- _RECORD EXCERPTS_:
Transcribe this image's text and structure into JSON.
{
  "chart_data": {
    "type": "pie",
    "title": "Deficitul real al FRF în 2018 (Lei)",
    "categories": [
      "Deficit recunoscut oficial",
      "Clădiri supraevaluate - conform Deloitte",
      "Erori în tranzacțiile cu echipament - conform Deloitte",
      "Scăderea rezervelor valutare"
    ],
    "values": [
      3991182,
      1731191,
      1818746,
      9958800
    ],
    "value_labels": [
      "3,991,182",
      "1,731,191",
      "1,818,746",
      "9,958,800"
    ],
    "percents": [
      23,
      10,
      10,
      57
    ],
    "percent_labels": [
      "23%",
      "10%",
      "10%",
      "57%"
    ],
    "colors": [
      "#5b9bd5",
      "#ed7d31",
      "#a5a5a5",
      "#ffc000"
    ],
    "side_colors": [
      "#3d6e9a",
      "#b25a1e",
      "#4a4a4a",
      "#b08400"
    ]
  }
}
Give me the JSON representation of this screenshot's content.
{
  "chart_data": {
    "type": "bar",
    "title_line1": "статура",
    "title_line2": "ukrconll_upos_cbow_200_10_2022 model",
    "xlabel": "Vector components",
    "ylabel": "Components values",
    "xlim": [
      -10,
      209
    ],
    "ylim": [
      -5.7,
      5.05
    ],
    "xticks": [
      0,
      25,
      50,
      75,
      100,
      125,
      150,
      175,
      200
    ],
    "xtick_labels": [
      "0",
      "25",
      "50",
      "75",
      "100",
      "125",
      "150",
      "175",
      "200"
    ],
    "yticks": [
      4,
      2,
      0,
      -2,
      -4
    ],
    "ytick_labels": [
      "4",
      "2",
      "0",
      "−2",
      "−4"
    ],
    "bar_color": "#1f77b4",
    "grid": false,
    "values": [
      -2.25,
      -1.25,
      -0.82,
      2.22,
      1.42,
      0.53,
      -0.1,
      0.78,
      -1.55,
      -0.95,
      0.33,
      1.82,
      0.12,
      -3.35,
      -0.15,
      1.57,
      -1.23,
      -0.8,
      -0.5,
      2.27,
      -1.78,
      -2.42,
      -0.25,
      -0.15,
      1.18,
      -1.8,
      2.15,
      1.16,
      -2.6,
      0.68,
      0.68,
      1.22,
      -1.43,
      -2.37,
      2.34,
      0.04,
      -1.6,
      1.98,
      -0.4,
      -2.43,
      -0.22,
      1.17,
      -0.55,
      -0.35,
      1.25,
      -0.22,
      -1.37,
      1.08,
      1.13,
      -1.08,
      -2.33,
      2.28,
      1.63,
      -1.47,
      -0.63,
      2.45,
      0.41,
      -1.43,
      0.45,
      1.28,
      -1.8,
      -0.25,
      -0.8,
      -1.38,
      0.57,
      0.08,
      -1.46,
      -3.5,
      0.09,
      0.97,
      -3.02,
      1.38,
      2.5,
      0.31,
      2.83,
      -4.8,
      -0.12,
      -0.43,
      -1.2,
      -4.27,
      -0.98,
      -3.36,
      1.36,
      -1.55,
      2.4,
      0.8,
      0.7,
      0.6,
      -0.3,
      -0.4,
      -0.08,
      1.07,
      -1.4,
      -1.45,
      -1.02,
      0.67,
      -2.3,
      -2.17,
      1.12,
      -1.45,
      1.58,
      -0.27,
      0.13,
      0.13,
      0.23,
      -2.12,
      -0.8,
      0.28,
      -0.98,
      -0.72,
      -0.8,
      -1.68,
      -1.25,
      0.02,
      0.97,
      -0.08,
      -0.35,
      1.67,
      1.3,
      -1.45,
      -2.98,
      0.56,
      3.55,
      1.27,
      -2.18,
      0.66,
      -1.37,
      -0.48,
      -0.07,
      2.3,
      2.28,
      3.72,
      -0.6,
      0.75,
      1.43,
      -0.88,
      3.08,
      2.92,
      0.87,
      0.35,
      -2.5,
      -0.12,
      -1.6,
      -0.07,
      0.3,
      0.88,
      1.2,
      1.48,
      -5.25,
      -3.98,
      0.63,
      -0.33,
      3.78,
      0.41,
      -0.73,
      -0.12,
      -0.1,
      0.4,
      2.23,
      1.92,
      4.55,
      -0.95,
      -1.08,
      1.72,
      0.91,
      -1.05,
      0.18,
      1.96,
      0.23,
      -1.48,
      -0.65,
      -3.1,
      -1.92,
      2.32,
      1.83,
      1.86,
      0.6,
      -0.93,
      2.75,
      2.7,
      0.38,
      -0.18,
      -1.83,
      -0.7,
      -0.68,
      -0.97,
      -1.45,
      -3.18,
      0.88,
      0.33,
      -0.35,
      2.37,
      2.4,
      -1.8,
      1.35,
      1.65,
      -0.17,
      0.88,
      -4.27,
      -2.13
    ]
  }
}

- _OBJECTIVE_: Reproduce the material in full, with no word added or dropped.

- _TASK ANSWER_:
Transcribe this image's text and structure into JSON.
{
  "chart_data": {
    "type": "pie",
    "title": "Deficitul real al FRF în 2018 (Lei)",
    "categories": [
      "Deficit recunoscut oficial",
      "Clădiri supraevaluate - conform Deloitte",
      "Erori în tranzacțiile cu echipament - conform Deloitte",
      "Scăderea rezervelor valutare"
    ],
    "values": [
      3991182,
      1731191,
      1818746,
      9958800
    ],
    "value_labels": [
      "3,991,182",
      "1,731,191",
      "1,818,746",
      "9,958,800"
    ],
    "percents": [
      23,
      10,
      10,
      57
    ],
    "percent_labels": [
      "23%",
      "10%",
      "10%",
      "57%"
    ],
    "colors": [
      "#5b9bd5",
      "#ed7d31",
      "#a5a5a5",
      "#ffc000"
    ],
    "side_colors": [
      "#3d6e9a",
      "#b25a1e",
      "#4a4a4a",
      "#b08400"
    ]
  }
}
Give me the JSON representation of this screenshot's content.
{
  "chart_data": {
    "type": "bar",
    "title_line1": "статура",
    "title_line2": "ukrconll_upos_cbow_200_10_2022 model",
    "xlabel": "Vector components",
    "ylabel": "Components values",
    "xlim": [
      -10,
      209
    ],
    "ylim": [
      -5.7,
      5.05
    ],
    "xticks": [
      0,
      25,
      50,
      75,
      100,
      125,
      150,
      175,
      200
    ],
    "xtick_labels": [
      "0",
      "25",
      "50",
      "75",
      "100",
      "125",
      "150",
      "175",
      "200"
    ],
    "yticks": [
      4,
      2,
      0,
      -2,
      -4
    ],
    "ytick_labels": [
      "4",
      "2",
      "0",
      "−2",
      "−4"
    ],
    "bar_color": "#1f77b4",
    "grid": false,
    "values": [
      -2.25,
      -1.25,
      -0.82,
      2.22,
      1.42,
      0.53,
      -0.1,
      0.78,
      -1.55,
      -0.95,
      0.33,
      1.82,
      0.12,
      -3.35,
      -0.15,
      1.57,
      -1.23,
      -0.8,
      -0.5,
      2.27,
      -1.78,
      -2.42,
      -0.25,
      -0.15,
      1.18,
      -1.8,
      2.15,
      1.16,
      -2.6,
      0.68,
      0.68,
      1.22,
      -1.43,
      -2.37,
      2.34,
      0.04,
      -1.6,
      1.98,
      -0.4,
      -2.43,
      -0.22,
      1.17,
      -0.55,
      -0.35,
      1.25,
      -0.22,
      -1.37,
      1.08,
      1.13,
      -1.08,
      -2.33,
      2.28,
      1.63,
      -1.47,
      -0.63,
      2.45,
      0.41,
      -1.43,
      0.45,
      1.28,
      -1.8,
      -0.25,
      -0.8,
      -1.38,
      0.57,
      0.08,
      -1.46,
      -3.5,
      0.09,
      0.97,
      -3.02,
      1.38,
      2.5,
      0.31,
      2.83,
      -4.8,
      -0.12,
      -0.43,
      -1.2,
      -4.27,
      -0.98,
      -3.36,
      1.36,
      -1.55,
      2.4,
      0.8,
      0.7,
      0.6,
      -0.3,
      -0.4,
      -0.08,
      1.07,
      -1.4,
      -1.45,
      -1.02,
      0.67,
      -2.3,
      -2.17,
      1.12,
      -1.45,
      1.58,
      -0.27,
      0.13,
      0.13,
      0.23,
      -2.12,
      -0.8,
      0.28,
      -0.98,
      -0.72,
      -0.8,
      -1.68,
      -1.25,
      0.02,
      0.97,
      -0.08,
      -0.35,
      1.67,
      1.3,
      -1.45,
      -2.98,
      0.56,
      3.55,
      1.27,
      -2.18,
      0.66,
      -1.37,
      -0.48,
      -0.07,
      2.3,
      2.28,
      3.72,
      -0.6,
      0.75,
      1.43,
      -0.88,
      3.08,
      2.92,
      0.87,
      0.35,
      -2.5,
      -0.12,
      -1.6,
      -0.07,
      0.3,
      0.88,
      1.2,
      1.48,
      -5.25,
      -3.98,
      0.63,
      -0.33,
      3.78,
      0.41,
      -0.73,
      -0.12,
      -0.1,
      0.4,
      2.23,
      1.92,
      4.55,
      -0.95,
      -1.08,
      1.72,
      0.91,
      -1.05,
      0.18,
      1.96,
      0.23,
      -1.48,
      -0.65,
      -3.1,
      -1.92,
      2.32,
      1.83,
      1.86,
      0.6,
      -0.93,
      2.75,
      2.7,
      0.38,
      -0.18,
      -1.83,
      -0.7,
      -0.68,
      -0.97,
      -1.45,
      -3.18,
      0.88,
      0.33,
      -0.35,
      2.37,
      2.4,
      -1.8,
      1.35,
      1.65,
      -0.17,
      0.88,
      -4.27,
      -2.13
    ]
  }
}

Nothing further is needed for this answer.